▶ _DIRECTION_
Word for word, repeat the entries, minus the pictures.

▶ _RECORDS PROVIDED_
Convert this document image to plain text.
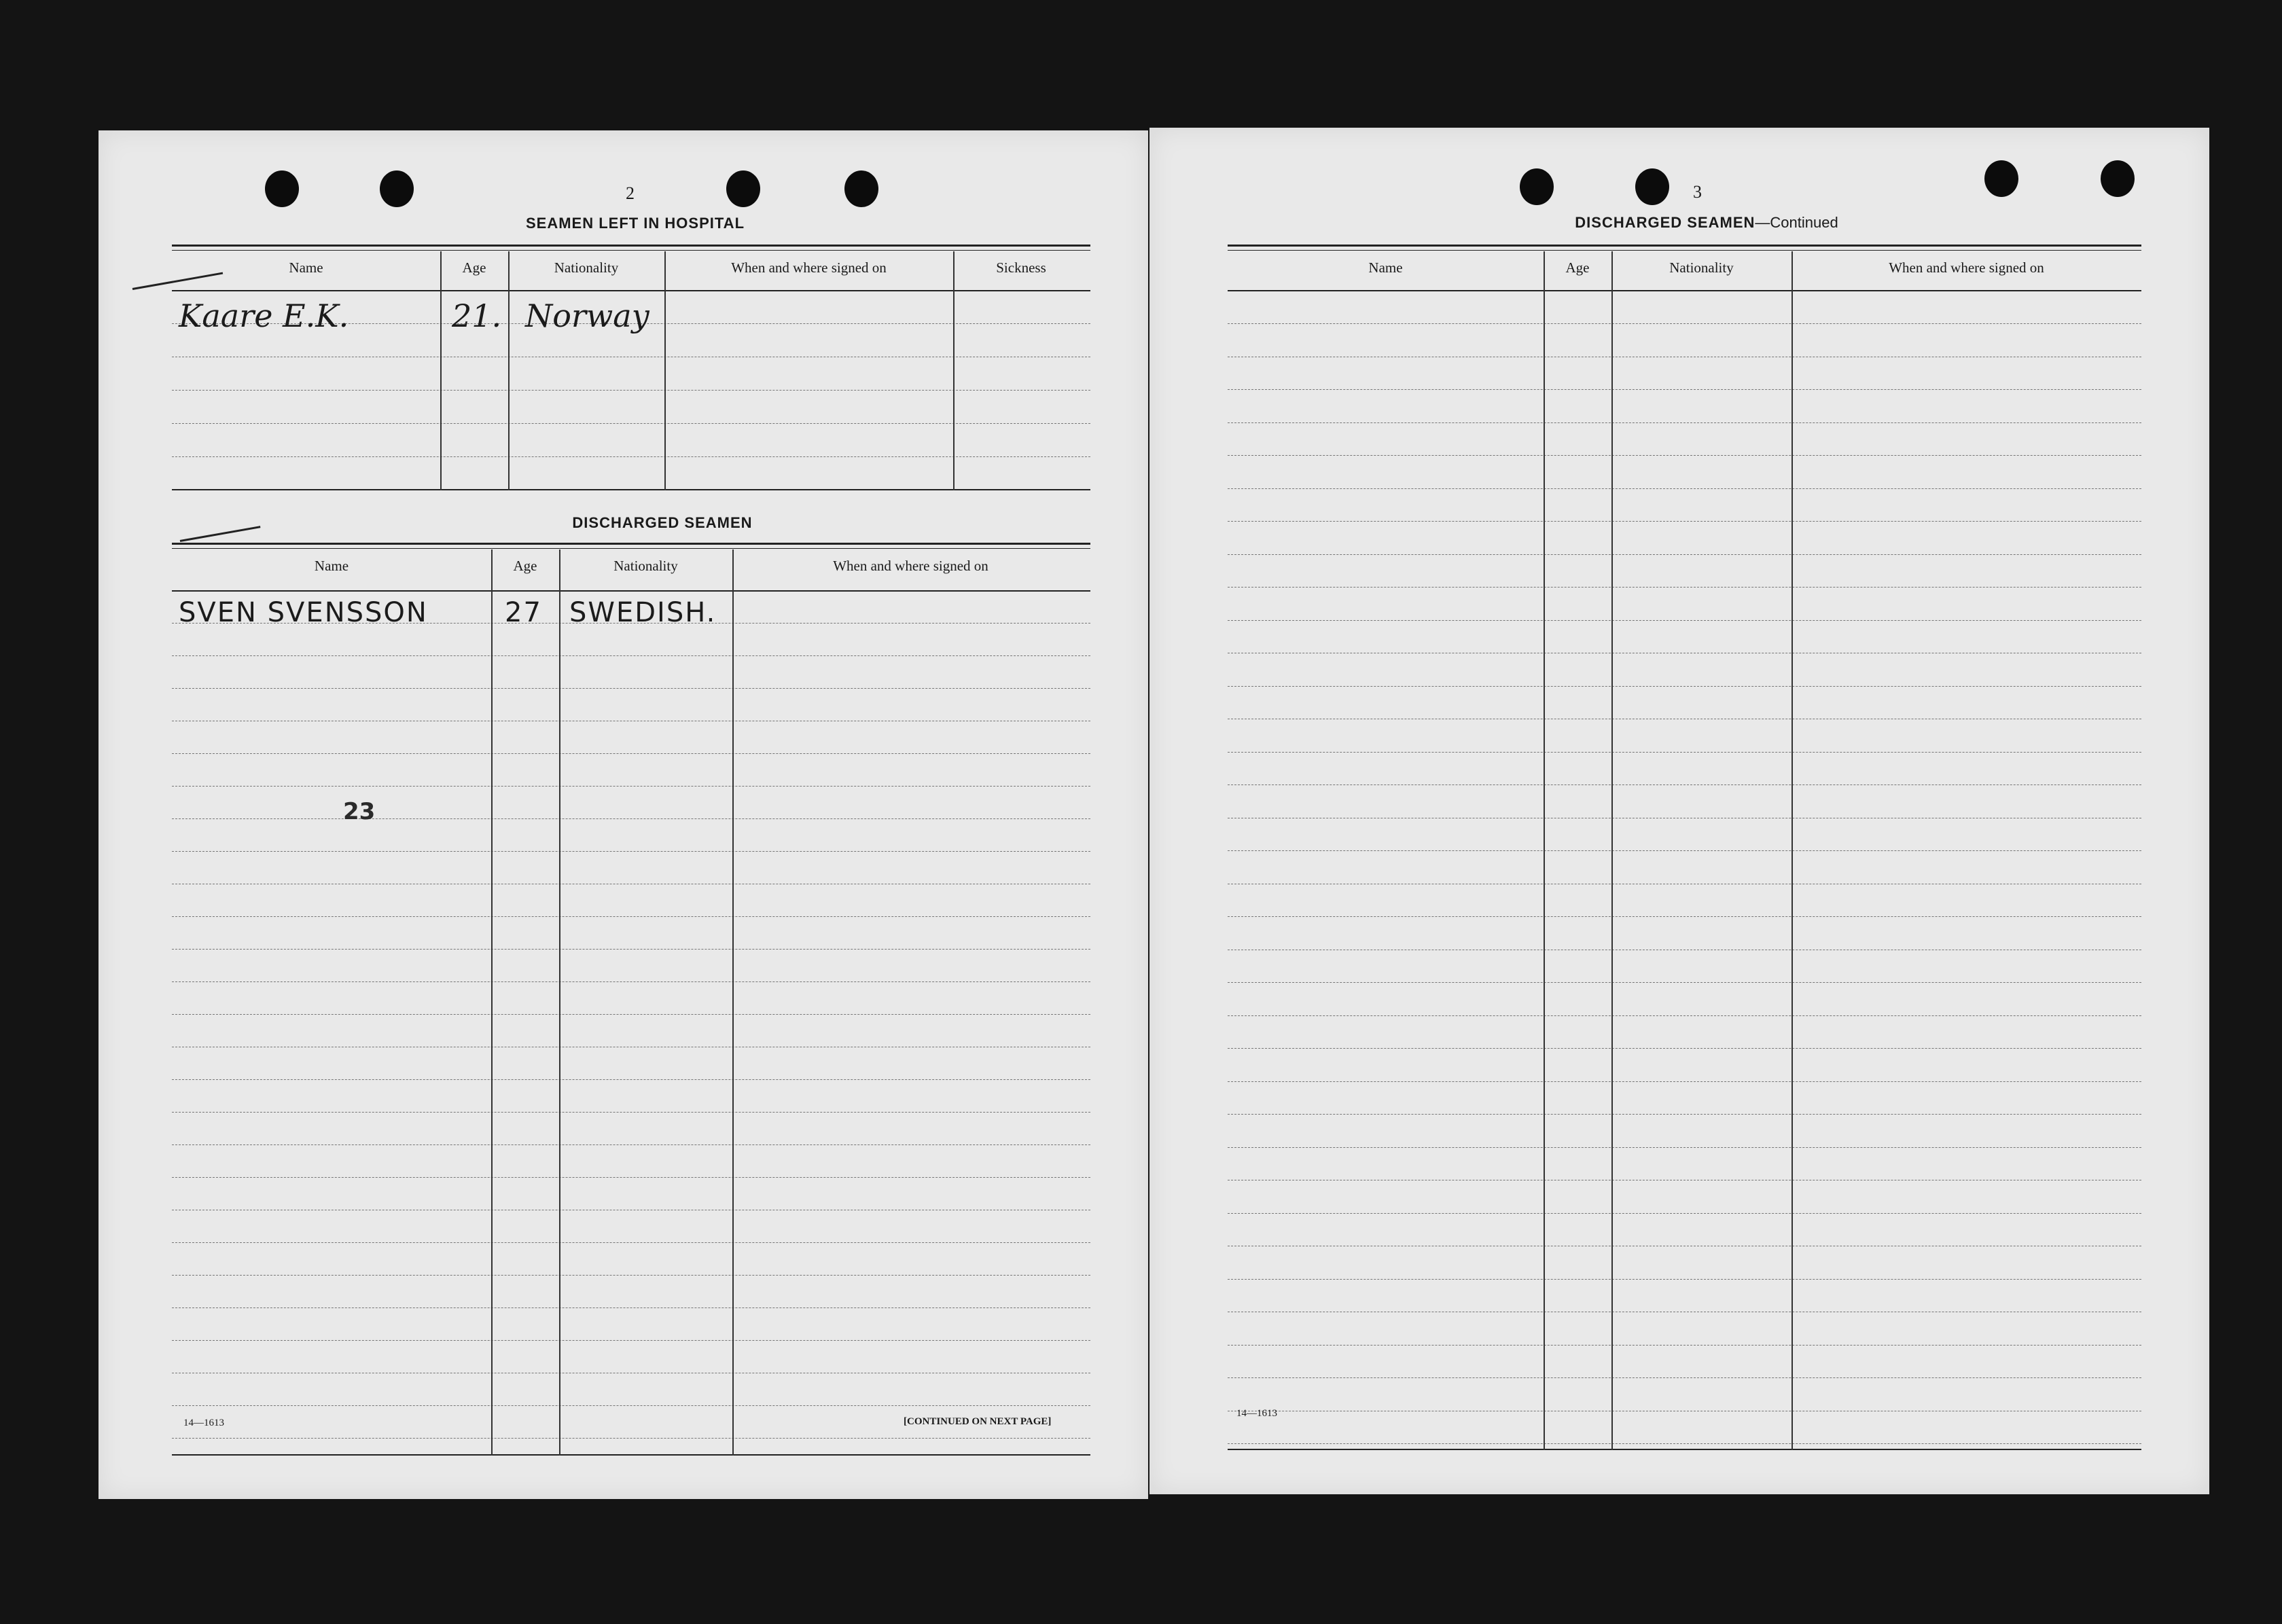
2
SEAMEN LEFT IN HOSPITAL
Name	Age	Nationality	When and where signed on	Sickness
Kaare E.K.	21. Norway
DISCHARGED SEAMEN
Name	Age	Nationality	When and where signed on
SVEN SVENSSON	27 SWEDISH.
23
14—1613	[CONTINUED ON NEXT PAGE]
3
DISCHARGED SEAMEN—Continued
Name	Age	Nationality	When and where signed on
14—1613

▶ _REPLY_
Convert this document image to plain text.
2
SEAMEN LEFT IN HOSPITAL
Name	Age	Nationality	When and where signed on	Sickness
Kaare E.K.	21. Norway
DISCHARGED SEAMEN
Name	Age	Nationality	When and where signed on
SVEN SVENSSON	27 SWEDISH.
23
14—1613	[CONTINUED ON NEXT PAGE]
3
DISCHARGED SEAMEN—Continued
Name	Age	Nationality	When and where signed on
14—1613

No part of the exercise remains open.